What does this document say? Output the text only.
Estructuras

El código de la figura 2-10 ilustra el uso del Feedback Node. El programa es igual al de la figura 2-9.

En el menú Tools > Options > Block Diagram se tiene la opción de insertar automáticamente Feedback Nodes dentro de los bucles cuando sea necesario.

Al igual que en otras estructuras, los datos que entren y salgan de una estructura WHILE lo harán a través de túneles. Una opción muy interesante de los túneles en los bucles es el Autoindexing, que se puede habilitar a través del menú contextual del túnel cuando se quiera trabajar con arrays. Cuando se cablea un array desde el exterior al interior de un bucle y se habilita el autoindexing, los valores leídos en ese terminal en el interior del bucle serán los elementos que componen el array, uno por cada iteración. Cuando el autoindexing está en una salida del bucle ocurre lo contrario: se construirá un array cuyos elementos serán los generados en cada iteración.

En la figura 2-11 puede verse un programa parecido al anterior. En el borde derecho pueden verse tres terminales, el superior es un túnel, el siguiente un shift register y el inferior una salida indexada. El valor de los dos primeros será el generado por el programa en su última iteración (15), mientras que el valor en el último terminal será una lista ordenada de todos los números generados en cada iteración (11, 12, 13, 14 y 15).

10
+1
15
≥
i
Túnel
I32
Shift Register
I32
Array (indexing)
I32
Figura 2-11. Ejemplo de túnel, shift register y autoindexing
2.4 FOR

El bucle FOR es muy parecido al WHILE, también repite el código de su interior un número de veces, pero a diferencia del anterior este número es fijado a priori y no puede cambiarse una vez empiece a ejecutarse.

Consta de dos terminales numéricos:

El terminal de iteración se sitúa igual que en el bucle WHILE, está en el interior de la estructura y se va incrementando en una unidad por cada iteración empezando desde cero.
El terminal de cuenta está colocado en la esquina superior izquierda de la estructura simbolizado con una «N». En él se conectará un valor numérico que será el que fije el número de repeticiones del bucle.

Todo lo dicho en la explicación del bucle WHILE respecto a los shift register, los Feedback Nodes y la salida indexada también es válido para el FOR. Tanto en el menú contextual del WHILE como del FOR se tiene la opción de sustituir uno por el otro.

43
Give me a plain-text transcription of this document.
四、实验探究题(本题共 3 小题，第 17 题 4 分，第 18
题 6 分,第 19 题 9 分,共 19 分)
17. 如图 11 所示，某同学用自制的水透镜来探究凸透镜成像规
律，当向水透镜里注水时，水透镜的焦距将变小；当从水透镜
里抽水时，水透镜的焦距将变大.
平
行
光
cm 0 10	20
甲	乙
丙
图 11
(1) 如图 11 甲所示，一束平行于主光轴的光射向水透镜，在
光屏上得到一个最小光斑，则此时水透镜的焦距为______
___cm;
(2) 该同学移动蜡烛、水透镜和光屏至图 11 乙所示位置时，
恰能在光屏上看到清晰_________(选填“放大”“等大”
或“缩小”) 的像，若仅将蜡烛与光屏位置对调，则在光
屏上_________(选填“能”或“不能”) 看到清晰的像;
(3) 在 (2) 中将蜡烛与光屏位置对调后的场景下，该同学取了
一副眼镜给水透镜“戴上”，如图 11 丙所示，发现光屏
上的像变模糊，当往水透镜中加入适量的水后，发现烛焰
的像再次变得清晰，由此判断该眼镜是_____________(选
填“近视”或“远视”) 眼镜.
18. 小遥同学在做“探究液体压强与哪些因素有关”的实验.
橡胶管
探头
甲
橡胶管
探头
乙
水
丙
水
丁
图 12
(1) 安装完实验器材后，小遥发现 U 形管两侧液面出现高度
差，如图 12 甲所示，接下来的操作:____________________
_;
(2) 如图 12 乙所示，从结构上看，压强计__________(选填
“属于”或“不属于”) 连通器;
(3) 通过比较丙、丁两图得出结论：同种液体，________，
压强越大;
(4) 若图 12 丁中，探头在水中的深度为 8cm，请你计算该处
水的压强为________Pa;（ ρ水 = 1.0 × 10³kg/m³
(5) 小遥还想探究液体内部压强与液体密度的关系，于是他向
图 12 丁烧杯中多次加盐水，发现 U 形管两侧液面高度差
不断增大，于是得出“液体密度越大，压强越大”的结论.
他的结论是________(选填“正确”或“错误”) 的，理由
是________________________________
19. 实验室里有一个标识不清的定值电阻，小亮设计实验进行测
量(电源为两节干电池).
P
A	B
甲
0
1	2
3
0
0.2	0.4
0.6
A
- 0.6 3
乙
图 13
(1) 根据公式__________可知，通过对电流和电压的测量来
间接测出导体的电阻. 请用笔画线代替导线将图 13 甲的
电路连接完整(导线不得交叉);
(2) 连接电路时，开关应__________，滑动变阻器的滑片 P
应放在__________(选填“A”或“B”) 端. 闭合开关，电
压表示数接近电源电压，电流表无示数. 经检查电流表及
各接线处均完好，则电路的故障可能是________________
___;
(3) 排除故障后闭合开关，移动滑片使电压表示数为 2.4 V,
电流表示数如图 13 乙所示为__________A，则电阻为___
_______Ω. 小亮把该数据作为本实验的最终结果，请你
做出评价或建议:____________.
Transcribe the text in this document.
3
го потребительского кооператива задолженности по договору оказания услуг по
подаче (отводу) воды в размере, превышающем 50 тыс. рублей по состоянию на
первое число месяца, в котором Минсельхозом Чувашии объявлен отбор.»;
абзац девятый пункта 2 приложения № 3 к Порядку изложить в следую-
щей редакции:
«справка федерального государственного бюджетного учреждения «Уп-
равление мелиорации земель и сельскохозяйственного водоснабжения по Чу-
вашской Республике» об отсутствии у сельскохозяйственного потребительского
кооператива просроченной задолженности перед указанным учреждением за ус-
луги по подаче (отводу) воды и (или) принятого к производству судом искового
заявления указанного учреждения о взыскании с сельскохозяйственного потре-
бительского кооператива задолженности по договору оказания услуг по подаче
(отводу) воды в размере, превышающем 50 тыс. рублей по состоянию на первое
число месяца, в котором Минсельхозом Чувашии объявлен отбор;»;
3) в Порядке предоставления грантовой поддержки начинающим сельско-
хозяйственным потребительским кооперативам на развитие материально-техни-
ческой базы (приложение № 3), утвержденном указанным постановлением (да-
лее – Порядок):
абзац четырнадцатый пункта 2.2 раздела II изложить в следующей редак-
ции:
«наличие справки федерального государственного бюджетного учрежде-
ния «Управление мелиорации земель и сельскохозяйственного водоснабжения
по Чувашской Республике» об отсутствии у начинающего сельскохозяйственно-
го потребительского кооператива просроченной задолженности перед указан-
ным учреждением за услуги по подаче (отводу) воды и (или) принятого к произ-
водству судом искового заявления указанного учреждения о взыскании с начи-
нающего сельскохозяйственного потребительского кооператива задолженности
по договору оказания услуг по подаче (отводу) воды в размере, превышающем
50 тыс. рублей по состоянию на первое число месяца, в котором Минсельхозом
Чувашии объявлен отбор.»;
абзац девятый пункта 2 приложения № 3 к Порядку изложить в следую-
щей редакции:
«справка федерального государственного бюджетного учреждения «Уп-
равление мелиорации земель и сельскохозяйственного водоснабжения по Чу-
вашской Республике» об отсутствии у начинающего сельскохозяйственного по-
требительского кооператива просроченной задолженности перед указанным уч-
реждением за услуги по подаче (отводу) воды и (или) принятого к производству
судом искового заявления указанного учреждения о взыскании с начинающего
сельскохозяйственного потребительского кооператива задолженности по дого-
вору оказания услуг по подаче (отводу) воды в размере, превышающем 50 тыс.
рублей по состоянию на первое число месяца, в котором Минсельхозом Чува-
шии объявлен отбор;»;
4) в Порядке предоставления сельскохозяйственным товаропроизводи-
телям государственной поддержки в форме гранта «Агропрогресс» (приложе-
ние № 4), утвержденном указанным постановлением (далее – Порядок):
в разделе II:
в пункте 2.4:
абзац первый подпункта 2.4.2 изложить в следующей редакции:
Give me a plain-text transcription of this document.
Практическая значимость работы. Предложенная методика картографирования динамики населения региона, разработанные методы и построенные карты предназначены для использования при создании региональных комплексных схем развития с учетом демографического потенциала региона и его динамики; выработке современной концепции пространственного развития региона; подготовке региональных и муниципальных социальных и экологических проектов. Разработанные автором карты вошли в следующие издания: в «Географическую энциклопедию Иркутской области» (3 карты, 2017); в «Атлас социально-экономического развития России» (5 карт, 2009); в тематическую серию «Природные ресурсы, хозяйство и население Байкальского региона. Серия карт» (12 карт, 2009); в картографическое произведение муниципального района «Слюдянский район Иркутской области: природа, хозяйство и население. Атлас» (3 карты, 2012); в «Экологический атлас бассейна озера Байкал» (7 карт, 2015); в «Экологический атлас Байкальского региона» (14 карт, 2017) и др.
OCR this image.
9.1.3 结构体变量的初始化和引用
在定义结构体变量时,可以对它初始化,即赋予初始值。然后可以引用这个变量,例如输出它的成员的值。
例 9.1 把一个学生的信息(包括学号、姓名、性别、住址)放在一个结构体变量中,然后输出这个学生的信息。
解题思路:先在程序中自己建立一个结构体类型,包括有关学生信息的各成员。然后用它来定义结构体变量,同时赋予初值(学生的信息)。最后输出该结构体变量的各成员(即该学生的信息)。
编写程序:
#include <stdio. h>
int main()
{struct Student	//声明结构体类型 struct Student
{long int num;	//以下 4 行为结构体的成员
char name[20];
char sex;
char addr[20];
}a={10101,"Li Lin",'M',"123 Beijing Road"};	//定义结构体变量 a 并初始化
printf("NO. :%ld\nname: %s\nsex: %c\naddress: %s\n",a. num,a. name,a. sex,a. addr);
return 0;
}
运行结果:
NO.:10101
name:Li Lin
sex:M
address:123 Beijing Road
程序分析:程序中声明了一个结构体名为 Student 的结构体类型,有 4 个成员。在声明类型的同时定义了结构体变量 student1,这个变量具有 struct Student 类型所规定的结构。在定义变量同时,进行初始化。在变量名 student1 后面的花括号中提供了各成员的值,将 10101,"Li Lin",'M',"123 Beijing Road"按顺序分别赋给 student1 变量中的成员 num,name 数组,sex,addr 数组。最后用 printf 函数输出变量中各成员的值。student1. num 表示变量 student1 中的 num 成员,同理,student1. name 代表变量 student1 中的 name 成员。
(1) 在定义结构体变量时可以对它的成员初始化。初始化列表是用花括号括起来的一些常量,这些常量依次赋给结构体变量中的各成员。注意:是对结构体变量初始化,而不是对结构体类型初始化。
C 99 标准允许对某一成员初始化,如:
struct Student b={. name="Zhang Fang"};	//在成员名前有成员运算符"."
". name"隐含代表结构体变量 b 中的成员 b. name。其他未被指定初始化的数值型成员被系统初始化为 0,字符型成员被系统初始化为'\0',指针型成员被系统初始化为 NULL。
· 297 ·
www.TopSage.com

++++++++++

**Your task:**
Go through the listing above and list every line that has the word "число".

**Output below:**
первое число месяца, в котором Минсельхозом Чувашии объявлен отбор.»;
число месяца, в котором Минсельхозом Чувашии объявлен отбор;»;
50 тыс. рублей по состоянию на первое число месяца, в котором Минсельхозом
рублей по состоянию на первое число месяца, в котором Минсельхозом Чува-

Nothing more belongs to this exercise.